Dataset entries
_ _ _ _ _

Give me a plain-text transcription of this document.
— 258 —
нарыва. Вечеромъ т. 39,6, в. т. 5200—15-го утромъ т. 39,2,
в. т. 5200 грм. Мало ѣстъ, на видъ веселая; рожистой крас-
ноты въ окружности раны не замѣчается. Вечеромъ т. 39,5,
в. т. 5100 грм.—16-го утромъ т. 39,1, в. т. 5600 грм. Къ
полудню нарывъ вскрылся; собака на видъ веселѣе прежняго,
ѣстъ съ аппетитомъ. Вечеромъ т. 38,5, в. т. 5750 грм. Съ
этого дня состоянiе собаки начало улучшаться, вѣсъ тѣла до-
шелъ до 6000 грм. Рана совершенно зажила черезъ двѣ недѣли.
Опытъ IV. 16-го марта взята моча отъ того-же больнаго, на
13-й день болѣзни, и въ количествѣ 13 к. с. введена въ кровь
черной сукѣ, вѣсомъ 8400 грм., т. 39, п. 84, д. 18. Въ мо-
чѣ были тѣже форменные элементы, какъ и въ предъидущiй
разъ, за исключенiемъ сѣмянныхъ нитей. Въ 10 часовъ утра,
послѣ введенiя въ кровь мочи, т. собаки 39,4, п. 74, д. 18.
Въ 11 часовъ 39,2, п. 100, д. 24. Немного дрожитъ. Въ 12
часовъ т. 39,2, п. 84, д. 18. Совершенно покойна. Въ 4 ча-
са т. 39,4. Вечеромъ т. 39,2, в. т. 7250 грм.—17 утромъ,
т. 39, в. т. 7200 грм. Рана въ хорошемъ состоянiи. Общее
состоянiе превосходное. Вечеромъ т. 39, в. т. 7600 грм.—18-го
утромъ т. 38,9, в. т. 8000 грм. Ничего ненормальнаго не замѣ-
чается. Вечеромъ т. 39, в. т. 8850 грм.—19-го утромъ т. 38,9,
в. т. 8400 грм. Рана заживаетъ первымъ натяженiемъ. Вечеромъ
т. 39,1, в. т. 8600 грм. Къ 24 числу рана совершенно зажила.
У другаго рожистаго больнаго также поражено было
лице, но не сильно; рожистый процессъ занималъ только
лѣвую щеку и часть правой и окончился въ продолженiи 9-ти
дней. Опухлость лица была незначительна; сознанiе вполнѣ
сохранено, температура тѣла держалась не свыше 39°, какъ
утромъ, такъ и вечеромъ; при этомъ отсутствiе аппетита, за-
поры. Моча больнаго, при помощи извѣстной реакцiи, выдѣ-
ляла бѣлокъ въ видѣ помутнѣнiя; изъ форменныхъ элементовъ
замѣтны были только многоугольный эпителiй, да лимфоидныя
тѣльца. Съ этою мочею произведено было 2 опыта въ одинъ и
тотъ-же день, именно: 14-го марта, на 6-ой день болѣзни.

_ _ _ _ _

## WHAT THE EXERCISE ASKS
Return from the data every line that holds "утромъ".

## WRITTEN RESPONSE
нарыва. Вечеромъ т. 39,6, в. т. 5200—15-го утромъ т. 39,2,
в. т. 5100 грм.—16-го утромъ т. 39,1, в. т. 5600 грм. Къ
са т. 39,4. Вечеромъ т. 39,2, в. т. 7250 грм.—17 утромъ,
утромъ т. 38,9, в. т. 8000 грм. Ничего ненормальнаго не замѣ-
чается. Вечеромъ т. 39, в. т. 8850 грм.—19-го утромъ т. 38,9,
утромъ, такъ и вечеромъ; при этомъ отсутствiе аппетита, за-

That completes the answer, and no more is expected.